▶ [Direction]:
Check every line of the data below for the string "frio", and copy the ones that hold it.

[Records from a data collection]
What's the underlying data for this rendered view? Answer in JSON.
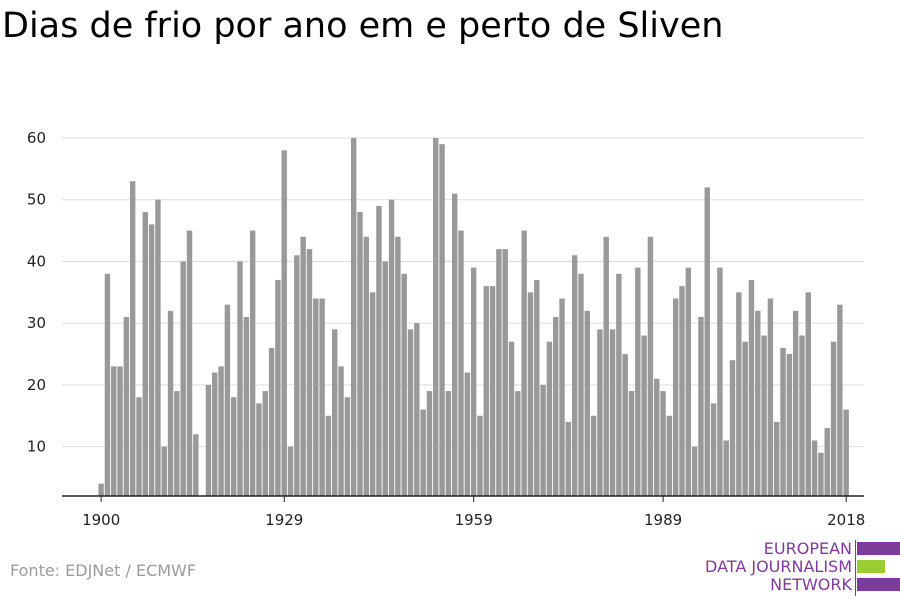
{
  "title": "Dias de frio por ano em e perto de Sliven",
  "source": "Fonte: EDJNet / ECMWF",
  "logo": {
    "lines": [
      "EUROPEAN",
      "DATA JOURNALISM",
      "NETWORK"
    ],
    "colors": {
      "purple": "#7d3c98",
      "green": "#9acd32"
    }
  },
  "chart_data": {
    "type": "bar",
    "title": "Dias de frio por ano em e perto de Sliven",
    "xlabel": "",
    "ylabel": "",
    "x_start": 1900,
    "x_end": 2021,
    "ylim": [
      2,
      60
    ],
    "yticks": [
      10,
      20,
      30,
      40,
      50,
      60
    ],
    "xticks": [
      1900,
      1929,
      1959,
      1989,
      2018
    ],
    "grid": true,
    "bar_color": "#999999",
    "categories": [
      1900,
      1901,
      1902,
      1903,
      1904,
      1905,
      1906,
      1907,
      1908,
      1909,
      1910,
      1911,
      1912,
      1913,
      1914,
      1915,
      1916,
      1917,
      1918,
      1919,
      1920,
      1921,
      1922,
      1923,
      1924,
      1925,
      1926,
      1927,
      1928,
      1929,
      1930,
      1931,
      1932,
      1933,
      1934,
      1935,
      1936,
      1937,
      1938,
      1939,
      1940,
      1941,
      1942,
      1943,
      1944,
      1945,
      1946,
      1947,
      1948,
      1949,
      1950,
      1951,
      1952,
      1953,
      1954,
      1955,
      1956,
      1957,
      1958,
      1959,
      1960,
      1961,
      1962,
      1963,
      1964,
      1965,
      1966,
      1967,
      1968,
      1969,
      1970,
      1971,
      1972,
      1973,
      1974,
      1975,
      1976,
      1977,
      1978,
      1979,
      1980,
      1981,
      1982,
      1983,
      1984,
      1985,
      1986,
      1987,
      1988,
      1989,
      1990,
      1991,
      1992,
      1993,
      1994,
      1995,
      1996,
      1997,
      1998,
      1999,
      2000,
      2001,
      2002,
      2003,
      2004,
      2005,
      2006,
      2007,
      2008,
      2009,
      2010,
      2011,
      2012,
      2013,
      2014,
      2015,
      2016,
      2017,
      2018,
      2019,
      2020
    ],
    "values": [
      4,
      38,
      23,
      23,
      31,
      53,
      18,
      48,
      46,
      50,
      10,
      32,
      19,
      40,
      45,
      12,
      null,
      20,
      22,
      23,
      33,
      18,
      40,
      31,
      45,
      17,
      19,
      26,
      37,
      58,
      10,
      41,
      44,
      42,
      34,
      34,
      15,
      29,
      23,
      18,
      60,
      48,
      44,
      35,
      49,
      40,
      50,
      44,
      38,
      29,
      30,
      16,
      19,
      60,
      59,
      19,
      51,
      45,
      22,
      39,
      15,
      36,
      36,
      42,
      42,
      27,
      19,
      45,
      35,
      37,
      20,
      27,
      31,
      34,
      14,
      41,
      38,
      32,
      15,
      29,
      44,
      29,
      38,
      25,
      19,
      39,
      28,
      44,
      21,
      19,
      15,
      34,
      36,
      39,
      10,
      31,
      52,
      17,
      39,
      11,
      24,
      35,
      27,
      37,
      32,
      28,
      34,
      14,
      26,
      25,
      32,
      28,
      35,
      11,
      9,
      13,
      27,
      33,
      16,
      null,
      null
    ]
  }
}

▶ [Expected answer]:
  "title": "Dias de frio por ano em e perto de Sliven",
    "title": "Dias de frio por ano em e perto de Sliven",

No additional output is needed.